◆ Task prompt: Reply with one number: the count of lines in the listing that contain the string "subtitle".

>> Begin Data provided

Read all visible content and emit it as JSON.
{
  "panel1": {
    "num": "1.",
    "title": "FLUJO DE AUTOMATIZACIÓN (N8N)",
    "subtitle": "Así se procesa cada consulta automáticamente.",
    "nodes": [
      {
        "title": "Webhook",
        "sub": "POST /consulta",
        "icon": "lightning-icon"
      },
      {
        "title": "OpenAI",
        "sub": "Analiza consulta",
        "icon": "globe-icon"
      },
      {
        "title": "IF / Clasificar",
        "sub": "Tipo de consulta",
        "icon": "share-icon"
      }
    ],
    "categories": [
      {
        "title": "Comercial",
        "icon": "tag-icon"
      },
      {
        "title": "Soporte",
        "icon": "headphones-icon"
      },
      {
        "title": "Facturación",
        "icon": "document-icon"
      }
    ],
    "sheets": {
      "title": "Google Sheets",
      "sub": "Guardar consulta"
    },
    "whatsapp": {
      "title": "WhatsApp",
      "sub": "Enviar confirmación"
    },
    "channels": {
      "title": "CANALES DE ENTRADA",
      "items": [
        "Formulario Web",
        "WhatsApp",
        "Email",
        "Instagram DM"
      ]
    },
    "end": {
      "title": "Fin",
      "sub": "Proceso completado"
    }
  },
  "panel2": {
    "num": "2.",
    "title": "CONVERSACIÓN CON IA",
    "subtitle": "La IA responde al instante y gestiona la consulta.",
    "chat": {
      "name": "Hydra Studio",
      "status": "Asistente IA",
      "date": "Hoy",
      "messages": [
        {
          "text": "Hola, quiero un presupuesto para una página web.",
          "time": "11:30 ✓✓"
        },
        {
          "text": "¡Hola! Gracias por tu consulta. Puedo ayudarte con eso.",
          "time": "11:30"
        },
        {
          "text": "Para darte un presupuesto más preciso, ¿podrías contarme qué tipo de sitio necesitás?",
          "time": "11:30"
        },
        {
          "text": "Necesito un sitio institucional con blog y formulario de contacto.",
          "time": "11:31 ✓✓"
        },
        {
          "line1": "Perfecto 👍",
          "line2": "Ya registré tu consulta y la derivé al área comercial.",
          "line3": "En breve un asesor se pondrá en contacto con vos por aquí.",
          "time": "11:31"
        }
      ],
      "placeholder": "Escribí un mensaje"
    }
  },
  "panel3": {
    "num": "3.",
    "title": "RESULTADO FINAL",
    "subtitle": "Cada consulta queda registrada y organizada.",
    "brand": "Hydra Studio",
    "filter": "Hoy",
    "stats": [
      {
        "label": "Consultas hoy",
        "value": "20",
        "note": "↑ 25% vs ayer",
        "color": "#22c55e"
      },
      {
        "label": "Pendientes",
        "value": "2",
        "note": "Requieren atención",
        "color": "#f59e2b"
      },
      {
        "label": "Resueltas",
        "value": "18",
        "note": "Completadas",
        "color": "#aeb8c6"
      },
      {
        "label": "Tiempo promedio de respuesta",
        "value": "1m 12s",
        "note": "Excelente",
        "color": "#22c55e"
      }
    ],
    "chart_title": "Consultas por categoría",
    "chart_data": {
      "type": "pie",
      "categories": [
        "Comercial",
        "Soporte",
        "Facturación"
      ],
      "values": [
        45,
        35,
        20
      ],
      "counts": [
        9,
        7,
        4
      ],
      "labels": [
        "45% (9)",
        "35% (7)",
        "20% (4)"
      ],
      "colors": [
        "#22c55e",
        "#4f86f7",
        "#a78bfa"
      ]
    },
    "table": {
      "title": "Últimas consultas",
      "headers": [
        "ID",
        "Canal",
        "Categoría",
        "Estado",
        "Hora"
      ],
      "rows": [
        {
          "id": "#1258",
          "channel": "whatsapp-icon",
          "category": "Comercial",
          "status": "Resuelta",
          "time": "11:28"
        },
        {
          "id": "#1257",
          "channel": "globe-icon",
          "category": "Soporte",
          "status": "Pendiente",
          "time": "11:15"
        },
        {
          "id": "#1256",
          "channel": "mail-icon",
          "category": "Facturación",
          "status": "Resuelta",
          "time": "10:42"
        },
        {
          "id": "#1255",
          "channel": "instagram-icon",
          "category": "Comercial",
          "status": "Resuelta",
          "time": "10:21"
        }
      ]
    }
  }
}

>> End Data provided

◆ Solution to the exercise: 3